### Objective:
Look at the entries below and reproduce them exactly.
☆ ☆ ☆
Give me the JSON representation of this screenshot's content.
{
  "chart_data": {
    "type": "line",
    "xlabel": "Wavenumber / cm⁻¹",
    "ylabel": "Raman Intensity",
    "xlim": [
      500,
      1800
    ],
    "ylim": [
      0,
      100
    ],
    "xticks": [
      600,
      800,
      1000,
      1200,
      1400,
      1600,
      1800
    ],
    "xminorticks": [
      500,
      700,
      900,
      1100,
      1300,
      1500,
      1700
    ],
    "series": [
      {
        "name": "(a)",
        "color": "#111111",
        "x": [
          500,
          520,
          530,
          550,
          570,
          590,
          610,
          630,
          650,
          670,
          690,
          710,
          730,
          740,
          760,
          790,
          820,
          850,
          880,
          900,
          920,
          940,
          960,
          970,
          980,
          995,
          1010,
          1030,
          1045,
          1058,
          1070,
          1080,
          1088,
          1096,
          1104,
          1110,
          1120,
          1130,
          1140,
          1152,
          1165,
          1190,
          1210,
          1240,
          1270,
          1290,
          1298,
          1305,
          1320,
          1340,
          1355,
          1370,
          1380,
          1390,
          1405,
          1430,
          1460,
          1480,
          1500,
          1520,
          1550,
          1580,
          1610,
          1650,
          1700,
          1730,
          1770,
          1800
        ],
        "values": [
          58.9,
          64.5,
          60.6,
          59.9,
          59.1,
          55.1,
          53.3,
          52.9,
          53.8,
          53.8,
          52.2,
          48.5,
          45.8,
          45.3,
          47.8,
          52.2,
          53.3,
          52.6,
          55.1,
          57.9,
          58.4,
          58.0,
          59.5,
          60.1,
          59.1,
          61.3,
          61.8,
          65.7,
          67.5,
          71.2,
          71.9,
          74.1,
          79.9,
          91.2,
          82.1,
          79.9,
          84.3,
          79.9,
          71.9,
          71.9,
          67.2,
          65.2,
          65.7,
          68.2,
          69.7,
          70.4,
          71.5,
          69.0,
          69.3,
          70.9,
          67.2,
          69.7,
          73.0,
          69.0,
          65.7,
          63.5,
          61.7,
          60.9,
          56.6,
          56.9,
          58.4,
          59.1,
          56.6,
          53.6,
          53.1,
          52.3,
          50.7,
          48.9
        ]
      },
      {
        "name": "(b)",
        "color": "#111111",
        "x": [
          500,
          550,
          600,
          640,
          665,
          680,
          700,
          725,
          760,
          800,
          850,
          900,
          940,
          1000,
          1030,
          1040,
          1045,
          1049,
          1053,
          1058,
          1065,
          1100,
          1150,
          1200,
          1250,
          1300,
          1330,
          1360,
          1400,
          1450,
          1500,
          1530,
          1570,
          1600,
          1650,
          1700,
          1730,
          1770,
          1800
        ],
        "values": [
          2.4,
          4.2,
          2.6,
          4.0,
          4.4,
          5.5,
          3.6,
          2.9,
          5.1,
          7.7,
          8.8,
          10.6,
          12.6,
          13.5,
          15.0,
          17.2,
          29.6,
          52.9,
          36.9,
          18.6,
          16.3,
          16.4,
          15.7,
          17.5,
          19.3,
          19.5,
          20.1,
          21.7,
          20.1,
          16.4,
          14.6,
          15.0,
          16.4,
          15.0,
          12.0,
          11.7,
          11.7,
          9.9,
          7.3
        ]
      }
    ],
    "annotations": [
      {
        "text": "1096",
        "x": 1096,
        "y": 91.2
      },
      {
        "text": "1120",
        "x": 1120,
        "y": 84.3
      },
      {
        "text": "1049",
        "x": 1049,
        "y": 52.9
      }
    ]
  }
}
☆ ☆ ☆
### Finished task:
Give me the JSON representation of this screenshot's content.
{
  "chart_data": {
    "type": "line",
    "xlabel": "Wavenumber / cm⁻¹",
    "ylabel": "Raman Intensity",
    "xlim": [
      500,
      1800
    ],
    "ylim": [
      0,
      100
    ],
    "xticks": [
      600,
      800,
      1000,
      1200,
      1400,
      1600,
      1800
    ],
    "xminorticks": [
      500,
      700,
      900,
      1100,
      1300,
      1500,
      1700
    ],
    "series": [
      {
        "name": "(a)",
        "color": "#111111",
        "x": [
          500,
          520,
          530,
          550,
          570,
          590,
          610,
          630,
          650,
          670,
          690,
          710,
          730,
          740,
          760,
          790,
          820,
          850,
          880,
          900,
          920,
          940,
          960,
          970,
          980,
          995,
          1010,
          1030,
          1045,
          1058,
          1070,
          1080,
          1088,
          1096,
          1104,
          1110,
          1120,
          1130,
          1140,
          1152,
          1165,
          1190,
          1210,
          1240,
          1270,
          1290,
          1298,
          1305,
          1320,
          1340,
          1355,
          1370,
          1380,
          1390,
          1405,
          1430,
          1460,
          1480,
          1500,
          1520,
          1550,
          1580,
          1610,
          1650,
          1700,
          1730,
          1770,
          1800
        ],
        "values": [
          58.9,
          64.5,
          60.6,
          59.9,
          59.1,
          55.1,
          53.3,
          52.9,
          53.8,
          53.8,
          52.2,
          48.5,
          45.8,
          45.3,
          47.8,
          52.2,
          53.3,
          52.6,
          55.1,
          57.9,
          58.4,
          58.0,
          59.5,
          60.1,
          59.1,
          61.3,
          61.8,
          65.7,
          67.5,
          71.2,
          71.9,
          74.1,
          79.9,
          91.2,
          82.1,
          79.9,
          84.3,
          79.9,
          71.9,
          71.9,
          67.2,
          65.2,
          65.7,
          68.2,
          69.7,
          70.4,
          71.5,
          69.0,
          69.3,
          70.9,
          67.2,
          69.7,
          73.0,
          69.0,
          65.7,
          63.5,
          61.7,
          60.9,
          56.6,
          56.9,
          58.4,
          59.1,
          56.6,
          53.6,
          53.1,
          52.3,
          50.7,
          48.9
        ]
      },
      {
        "name": "(b)",
        "color": "#111111",
        "x": [
          500,
          550,
          600,
          640,
          665,
          680,
          700,
          725,
          760,
          800,
          850,
          900,
          940,
          1000,
          1030,
          1040,
          1045,
          1049,
          1053,
          1058,
          1065,
          1100,
          1150,
          1200,
          1250,
          1300,
          1330,
          1360,
          1400,
          1450,
          1500,
          1530,
          1570,
          1600,
          1650,
          1700,
          1730,
          1770,
          1800
        ],
        "values": [
          2.4,
          4.2,
          2.6,
          4.0,
          4.4,
          5.5,
          3.6,
          2.9,
          5.1,
          7.7,
          8.8,
          10.6,
          12.6,
          13.5,
          15.0,
          17.2,
          29.6,
          52.9,
          36.9,
          18.6,
          16.3,
          16.4,
          15.7,
          17.5,
          19.3,
          19.5,
          20.1,
          21.7,
          20.1,
          16.4,
          14.6,
          15.0,
          16.4,
          15.0,
          12.0,
          11.7,
          11.7,
          9.9,
          7.3
        ]
      }
    ],
    "annotations": [
      {
        "text": "1096",
        "x": 1096,
        "y": 91.2
      },
      {
        "text": "1120",
        "x": 1120,
        "y": 84.3
      },
      {
        "text": "1049",
        "x": 1049,
        "y": 52.9
      }
    ]
  }
}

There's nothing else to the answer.